▶ [REQUEST]:
Retype each record shown below, leaving every character as it is.

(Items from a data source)
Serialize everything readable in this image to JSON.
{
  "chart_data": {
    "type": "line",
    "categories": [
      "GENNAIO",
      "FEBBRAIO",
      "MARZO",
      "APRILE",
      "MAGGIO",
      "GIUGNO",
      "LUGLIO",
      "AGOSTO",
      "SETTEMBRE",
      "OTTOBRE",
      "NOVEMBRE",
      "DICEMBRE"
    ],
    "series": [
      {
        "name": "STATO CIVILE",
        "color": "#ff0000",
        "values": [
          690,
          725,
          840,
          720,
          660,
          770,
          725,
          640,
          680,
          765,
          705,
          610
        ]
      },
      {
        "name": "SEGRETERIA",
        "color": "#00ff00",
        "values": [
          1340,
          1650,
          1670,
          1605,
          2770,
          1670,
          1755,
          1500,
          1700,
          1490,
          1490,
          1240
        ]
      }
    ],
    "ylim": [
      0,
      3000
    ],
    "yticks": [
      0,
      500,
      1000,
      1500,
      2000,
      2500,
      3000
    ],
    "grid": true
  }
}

▶ [SOLUTION TO THIS EXERCISE]:
Serialize everything readable in this image to JSON.
{
  "chart_data": {
    "type": "line",
    "categories": [
      "GENNAIO",
      "FEBBRAIO",
      "MARZO",
      "APRILE",
      "MAGGIO",
      "GIUGNO",
      "LUGLIO",
      "AGOSTO",
      "SETTEMBRE",
      "OTTOBRE",
      "NOVEMBRE",
      "DICEMBRE"
    ],
    "series": [
      {
        "name": "STATO CIVILE",
        "color": "#ff0000",
        "values": [
          690,
          725,
          840,
          720,
          660,
          770,
          725,
          640,
          680,
          765,
          705,
          610
        ]
      },
      {
        "name": "SEGRETERIA",
        "color": "#00ff00",
        "values": [
          1340,
          1650,
          1670,
          1605,
          2770,
          1670,
          1755,
          1500,
          1700,
          1490,
          1490,
          1240
        ]
      }
    ],
    "ylim": [
      0,
      3000
    ],
    "yticks": [
      0,
      500,
      1000,
      1500,
      2000,
      2500,
      3000
    ],
    "grid": true
  }
}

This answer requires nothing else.